TASK DETAILS
Quote every line of the material beneath this one.

________

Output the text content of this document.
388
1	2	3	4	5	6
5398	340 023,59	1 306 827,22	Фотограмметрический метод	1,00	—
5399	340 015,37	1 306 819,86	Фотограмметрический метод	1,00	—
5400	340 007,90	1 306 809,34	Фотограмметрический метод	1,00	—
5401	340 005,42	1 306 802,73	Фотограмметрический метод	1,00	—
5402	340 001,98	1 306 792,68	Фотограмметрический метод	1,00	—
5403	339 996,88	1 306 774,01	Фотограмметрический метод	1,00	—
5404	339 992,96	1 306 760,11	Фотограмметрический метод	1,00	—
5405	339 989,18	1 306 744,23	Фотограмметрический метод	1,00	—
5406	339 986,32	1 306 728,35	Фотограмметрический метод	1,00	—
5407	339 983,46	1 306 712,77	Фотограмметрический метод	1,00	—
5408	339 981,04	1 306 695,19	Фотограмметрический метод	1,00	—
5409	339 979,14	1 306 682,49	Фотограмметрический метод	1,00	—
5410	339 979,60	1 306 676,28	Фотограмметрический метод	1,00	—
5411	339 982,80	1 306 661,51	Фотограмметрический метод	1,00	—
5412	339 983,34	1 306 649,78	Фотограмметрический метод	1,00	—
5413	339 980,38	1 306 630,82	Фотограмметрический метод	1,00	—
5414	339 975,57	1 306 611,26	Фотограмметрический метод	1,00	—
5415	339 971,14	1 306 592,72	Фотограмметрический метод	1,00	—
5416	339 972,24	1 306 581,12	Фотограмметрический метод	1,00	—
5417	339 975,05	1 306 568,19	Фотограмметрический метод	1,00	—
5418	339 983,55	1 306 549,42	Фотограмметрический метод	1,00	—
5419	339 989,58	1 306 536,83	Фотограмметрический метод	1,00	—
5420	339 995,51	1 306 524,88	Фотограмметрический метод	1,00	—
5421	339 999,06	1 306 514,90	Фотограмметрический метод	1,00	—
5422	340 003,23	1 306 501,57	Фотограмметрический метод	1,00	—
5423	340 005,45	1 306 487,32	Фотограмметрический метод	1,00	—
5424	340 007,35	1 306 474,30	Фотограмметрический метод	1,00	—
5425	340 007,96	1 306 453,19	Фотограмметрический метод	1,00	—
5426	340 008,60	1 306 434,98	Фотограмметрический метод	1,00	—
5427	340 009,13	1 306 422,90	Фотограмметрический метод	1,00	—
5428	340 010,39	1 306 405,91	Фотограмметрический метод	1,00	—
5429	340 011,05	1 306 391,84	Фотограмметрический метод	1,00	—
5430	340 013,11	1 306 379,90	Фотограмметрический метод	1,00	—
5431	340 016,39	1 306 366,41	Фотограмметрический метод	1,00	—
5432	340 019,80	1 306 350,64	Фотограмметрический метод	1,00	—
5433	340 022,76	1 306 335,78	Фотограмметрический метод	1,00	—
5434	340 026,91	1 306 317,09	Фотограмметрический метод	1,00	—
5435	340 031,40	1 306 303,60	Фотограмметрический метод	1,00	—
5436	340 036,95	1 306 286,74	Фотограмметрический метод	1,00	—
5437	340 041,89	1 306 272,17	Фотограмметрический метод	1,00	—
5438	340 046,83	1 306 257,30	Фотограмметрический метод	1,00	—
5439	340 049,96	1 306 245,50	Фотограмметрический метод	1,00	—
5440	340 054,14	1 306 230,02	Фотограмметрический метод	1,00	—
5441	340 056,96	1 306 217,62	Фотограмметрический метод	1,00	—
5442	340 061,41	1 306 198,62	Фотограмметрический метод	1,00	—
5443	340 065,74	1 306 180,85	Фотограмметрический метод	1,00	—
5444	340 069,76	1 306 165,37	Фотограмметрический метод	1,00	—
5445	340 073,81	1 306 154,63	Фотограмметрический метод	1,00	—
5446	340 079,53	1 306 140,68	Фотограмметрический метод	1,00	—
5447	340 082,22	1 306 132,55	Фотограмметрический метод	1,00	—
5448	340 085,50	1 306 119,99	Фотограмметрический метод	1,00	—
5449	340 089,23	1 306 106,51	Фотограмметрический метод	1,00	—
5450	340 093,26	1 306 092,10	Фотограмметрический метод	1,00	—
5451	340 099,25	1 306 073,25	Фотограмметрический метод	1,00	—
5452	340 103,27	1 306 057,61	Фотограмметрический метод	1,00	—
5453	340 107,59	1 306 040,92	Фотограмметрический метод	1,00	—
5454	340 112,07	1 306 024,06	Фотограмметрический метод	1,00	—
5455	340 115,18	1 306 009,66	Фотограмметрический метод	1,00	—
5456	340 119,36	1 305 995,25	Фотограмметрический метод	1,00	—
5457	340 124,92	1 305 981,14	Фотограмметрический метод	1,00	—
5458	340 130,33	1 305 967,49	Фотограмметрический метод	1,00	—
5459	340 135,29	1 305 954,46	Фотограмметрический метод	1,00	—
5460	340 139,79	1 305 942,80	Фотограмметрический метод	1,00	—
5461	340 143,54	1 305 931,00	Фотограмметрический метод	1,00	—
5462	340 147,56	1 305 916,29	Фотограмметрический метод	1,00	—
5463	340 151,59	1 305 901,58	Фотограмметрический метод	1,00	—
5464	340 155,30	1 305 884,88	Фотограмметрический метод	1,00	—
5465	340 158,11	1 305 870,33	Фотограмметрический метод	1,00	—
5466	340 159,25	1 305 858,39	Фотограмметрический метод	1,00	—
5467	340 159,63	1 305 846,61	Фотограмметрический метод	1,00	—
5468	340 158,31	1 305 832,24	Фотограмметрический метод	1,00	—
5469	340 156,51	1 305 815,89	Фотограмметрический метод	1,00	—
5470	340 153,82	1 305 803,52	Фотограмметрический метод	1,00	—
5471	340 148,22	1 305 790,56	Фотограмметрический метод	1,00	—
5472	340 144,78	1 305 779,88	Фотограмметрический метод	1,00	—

________

TASK RESULT
Output the text content of this document.
388
1	2	3	4	5	6
5398	340 023,59	1 306 827,22	Фотограмметрический метод	1,00	—
5399	340 015,37	1 306 819,86	Фотограмметрический метод	1,00	—
5400	340 007,90	1 306 809,34	Фотограмметрический метод	1,00	—
5401	340 005,42	1 306 802,73	Фотограмметрический метод	1,00	—
5402	340 001,98	1 306 792,68	Фотограмметрический метод	1,00	—
5403	339 996,88	1 306 774,01	Фотограмметрический метод	1,00	—
5404	339 992,96	1 306 760,11	Фотограмметрический метод	1,00	—
5405	339 989,18	1 306 744,23	Фотограмметрический метод	1,00	—
5406	339 986,32	1 306 728,35	Фотограмметрический метод	1,00	—
5407	339 983,46	1 306 712,77	Фотограмметрический метод	1,00	—
5408	339 981,04	1 306 695,19	Фотограмметрический метод	1,00	—
5409	339 979,14	1 306 682,49	Фотограмметрический метод	1,00	—
5410	339 979,60	1 306 676,28	Фотограмметрический метод	1,00	—
5411	339 982,80	1 306 661,51	Фотограмметрический метод	1,00	—
5412	339 983,34	1 306 649,78	Фотограмметрический метод	1,00	—
5413	339 980,38	1 306 630,82	Фотограмметрический метод	1,00	—
5414	339 975,57	1 306 611,26	Фотограмметрический метод	1,00	—
5415	339 971,14	1 306 592,72	Фотограмметрический метод	1,00	—
5416	339 972,24	1 306 581,12	Фотограмметрический метод	1,00	—
5417	339 975,05	1 306 568,19	Фотограмметрический метод	1,00	—
5418	339 983,55	1 306 549,42	Фотограмметрический метод	1,00	—
5419	339 989,58	1 306 536,83	Фотограмметрический метод	1,00	—
5420	339 995,51	1 306 524,88	Фотограмметрический метод	1,00	—
5421	339 999,06	1 306 514,90	Фотограмметрический метод	1,00	—
5422	340 003,23	1 306 501,57	Фотограмметрический метод	1,00	—
5423	340 005,45	1 306 487,32	Фотограмметрический метод	1,00	—
5424	340 007,35	1 306 474,30	Фотограмметрический метод	1,00	—
5425	340 007,96	1 306 453,19	Фотограмметрический метод	1,00	—
5426	340 008,60	1 306 434,98	Фотограмметрический метод	1,00	—
5427	340 009,13	1 306 422,90	Фотограмметрический метод	1,00	—
5428	340 010,39	1 306 405,91	Фотограмметрический метод	1,00	—
5429	340 011,05	1 306 391,84	Фотограмметрический метод	1,00	—
5430	340 013,11	1 306 379,90	Фотограмметрический метод	1,00	—
5431	340 016,39	1 306 366,41	Фотограмметрический метод	1,00	—
5432	340 019,80	1 306 350,64	Фотограмметрический метод	1,00	—
5433	340 022,76	1 306 335,78	Фотограмметрический метод	1,00	—
5434	340 026,91	1 306 317,09	Фотограмметрический метод	1,00	—
5435	340 031,40	1 306 303,60	Фотограмметрический метод	1,00	—
5436	340 036,95	1 306 286,74	Фотограмметрический метод	1,00	—
5437	340 041,89	1 306 272,17	Фотограмметрический метод	1,00	—
5438	340 046,83	1 306 257,30	Фотограмметрический метод	1,00	—
5439	340 049,96	1 306 245,50	Фотограмметрический метод	1,00	—
5440	340 054,14	1 306 230,02	Фотограмметрический метод	1,00	—
5441	340 056,96	1 306 217,62	Фотограмметрический метод	1,00	—
5442	340 061,41	1 306 198,62	Фотограмметрический метод	1,00	—
5443	340 065,74	1 306 180,85	Фотограмметрический метод	1,00	—
5444	340 069,76	1 306 165,37	Фотограмметрический метод	1,00	—
5445	340 073,81	1 306 154,63	Фотограмметрический метод	1,00	—
5446	340 079,53	1 306 140,68	Фотограмметрический метод	1,00	—
5447	340 082,22	1 306 132,55	Фотограмметрический метод	1,00	—
5448	340 085,50	1 306 119,99	Фотограмметрический метод	1,00	—
5449	340 089,23	1 306 106,51	Фотограмметрический метод	1,00	—
5450	340 093,26	1 306 092,10	Фотограмметрический метод	1,00	—
5451	340 099,25	1 306 073,25	Фотограмметрический метод	1,00	—
5452	340 103,27	1 306 057,61	Фотограмметрический метод	1,00	—
5453	340 107,59	1 306 040,92	Фотограмметрический метод	1,00	—
5454	340 112,07	1 306 024,06	Фотограмметрический метод	1,00	—
5455	340 115,18	1 306 009,66	Фотограмметрический метод	1,00	—
5456	340 119,36	1 305 995,25	Фотограмметрический метод	1,00	—
5457	340 124,92	1 305 981,14	Фотограмметрический метод	1,00	—
5458	340 130,33	1 305 967,49	Фотограмметрический метод	1,00	—
5459	340 135,29	1 305 954,46	Фотограмметрический метод	1,00	—
5460	340 139,79	1 305 942,80	Фотограмметрический метод	1,00	—
5461	340 143,54	1 305 931,00	Фотограмметрический метод	1,00	—
5462	340 147,56	1 305 916,29	Фотограмметрический метод	1,00	—
5463	340 151,59	1 305 901,58	Фотограмметрический метод	1,00	—
5464	340 155,30	1 305 884,88	Фотограмметрический метод	1,00	—
5465	340 158,11	1 305 870,33	Фотограмметрический метод	1,00	—
5466	340 159,25	1 305 858,39	Фотограмметрический метод	1,00	—
5467	340 159,63	1 305 846,61	Фотограмметрический метод	1,00	—
5468	340 158,31	1 305 832,24	Фотограмметрический метод	1,00	—
5469	340 156,51	1 305 815,89	Фотограмметрический метод	1,00	—
5470	340 153,82	1 305 803,52	Фотограмметрический метод	1,00	—
5471	340 148,22	1 305 790,56	Фотограмметрический метод	1,00	—
5472	340 144,78	1 305 779,88	Фотограмметрический метод	1,00	—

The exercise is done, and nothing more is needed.